Retype each entry below exactly as it stands.

___ Records for this exercise ___

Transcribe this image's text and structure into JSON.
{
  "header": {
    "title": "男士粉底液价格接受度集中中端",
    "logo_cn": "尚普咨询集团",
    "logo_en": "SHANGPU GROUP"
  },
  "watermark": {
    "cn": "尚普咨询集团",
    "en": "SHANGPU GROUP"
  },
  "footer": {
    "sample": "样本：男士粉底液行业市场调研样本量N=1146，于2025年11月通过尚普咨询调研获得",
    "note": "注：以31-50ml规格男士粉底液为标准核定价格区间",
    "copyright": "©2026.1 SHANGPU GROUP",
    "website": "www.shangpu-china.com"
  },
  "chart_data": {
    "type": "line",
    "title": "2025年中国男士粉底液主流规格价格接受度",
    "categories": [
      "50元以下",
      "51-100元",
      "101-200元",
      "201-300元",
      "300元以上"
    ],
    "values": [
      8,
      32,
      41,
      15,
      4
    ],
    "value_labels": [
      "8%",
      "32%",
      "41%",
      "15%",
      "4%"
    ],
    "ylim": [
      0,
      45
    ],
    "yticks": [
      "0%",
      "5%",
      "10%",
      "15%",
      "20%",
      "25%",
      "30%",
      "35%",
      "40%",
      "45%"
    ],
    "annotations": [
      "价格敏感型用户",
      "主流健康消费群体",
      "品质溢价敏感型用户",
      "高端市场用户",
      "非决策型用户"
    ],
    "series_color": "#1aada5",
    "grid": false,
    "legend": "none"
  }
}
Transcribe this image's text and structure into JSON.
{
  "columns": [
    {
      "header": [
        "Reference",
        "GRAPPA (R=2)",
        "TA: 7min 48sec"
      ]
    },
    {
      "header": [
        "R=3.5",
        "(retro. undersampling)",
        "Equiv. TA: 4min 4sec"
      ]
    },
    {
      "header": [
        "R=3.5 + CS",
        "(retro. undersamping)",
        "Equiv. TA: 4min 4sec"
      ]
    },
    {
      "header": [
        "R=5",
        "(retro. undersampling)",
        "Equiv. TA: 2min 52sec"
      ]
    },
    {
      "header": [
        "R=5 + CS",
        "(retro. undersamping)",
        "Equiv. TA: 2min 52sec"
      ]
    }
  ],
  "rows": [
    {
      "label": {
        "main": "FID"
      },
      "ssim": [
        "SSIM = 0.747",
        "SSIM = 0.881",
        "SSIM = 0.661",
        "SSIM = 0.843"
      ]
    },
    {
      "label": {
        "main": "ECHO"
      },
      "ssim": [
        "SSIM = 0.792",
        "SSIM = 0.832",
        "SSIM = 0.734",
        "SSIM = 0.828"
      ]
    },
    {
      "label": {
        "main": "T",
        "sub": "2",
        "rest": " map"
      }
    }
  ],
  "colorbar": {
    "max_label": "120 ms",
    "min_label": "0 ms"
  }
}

___

* Output below
Transcribe this image's text and structure into JSON.
{
  "header": {
    "title": "男士粉底液价格接受度集中中端",
    "logo_cn": "尚普咨询集团",
    "logo_en": "SHANGPU GROUP"
  },
  "watermark": {
    "cn": "尚普咨询集团",
    "en": "SHANGPU GROUP"
  },
  "footer": {
    "sample": "样本：男士粉底液行业市场调研样本量N=1146，于2025年11月通过尚普咨询调研获得",
    "note": "注：以31-50ml规格男士粉底液为标准核定价格区间",
    "copyright": "©2026.1 SHANGPU GROUP",
    "website": "www.shangpu-china.com"
  },
  "chart_data": {
    "type": "line",
    "title": "2025年中国男士粉底液主流规格价格接受度",
    "categories": [
      "50元以下",
      "51-100元",
      "101-200元",
      "201-300元",
      "300元以上"
    ],
    "values": [
      8,
      32,
      41,
      15,
      4
    ],
    "value_labels": [
      "8%",
      "32%",
      "41%",
      "15%",
      "4%"
    ],
    "ylim": [
      0,
      45
    ],
    "yticks": [
      "0%",
      "5%",
      "10%",
      "15%",
      "20%",
      "25%",
      "30%",
      "35%",
      "40%",
      "45%"
    ],
    "annotations": [
      "价格敏感型用户",
      "主流健康消费群体",
      "品质溢价敏感型用户",
      "高端市场用户",
      "非决策型用户"
    ],
    "series_color": "#1aada5",
    "grid": false,
    "legend": "none"
  }
}
Transcribe this image's text and structure into JSON.
{
  "columns": [
    {
      "header": [
        "Reference",
        "GRAPPA (R=2)",
        "TA: 7min 48sec"
      ]
    },
    {
      "header": [
        "R=3.5",
        "(retro. undersampling)",
        "Equiv. TA: 4min 4sec"
      ]
    },
    {
      "header": [
        "R=3.5 + CS",
        "(retro. undersamping)",
        "Equiv. TA: 4min 4sec"
      ]
    },
    {
      "header": [
        "R=5",
        "(retro. undersampling)",
        "Equiv. TA: 2min 52sec"
      ]
    },
    {
      "header": [
        "R=5 + CS",
        "(retro. undersamping)",
        "Equiv. TA: 2min 52sec"
      ]
    }
  ],
  "rows": [
    {
      "label": {
        "main": "FID"
      },
      "ssim": [
        "SSIM = 0.747",
        "SSIM = 0.881",
        "SSIM = 0.661",
        "SSIM = 0.843"
      ]
    },
    {
      "label": {
        "main": "ECHO"
      },
      "ssim": [
        "SSIM = 0.792",
        "SSIM = 0.832",
        "SSIM = 0.734",
        "SSIM = 0.828"
      ]
    },
    {
      "label": {
        "main": "T",
        "sub": "2",
        "rest": " map"
      }
    }
  ],
  "colorbar": {
    "max_label": "120 ms",
    "min_label": "0 ms"
  }
}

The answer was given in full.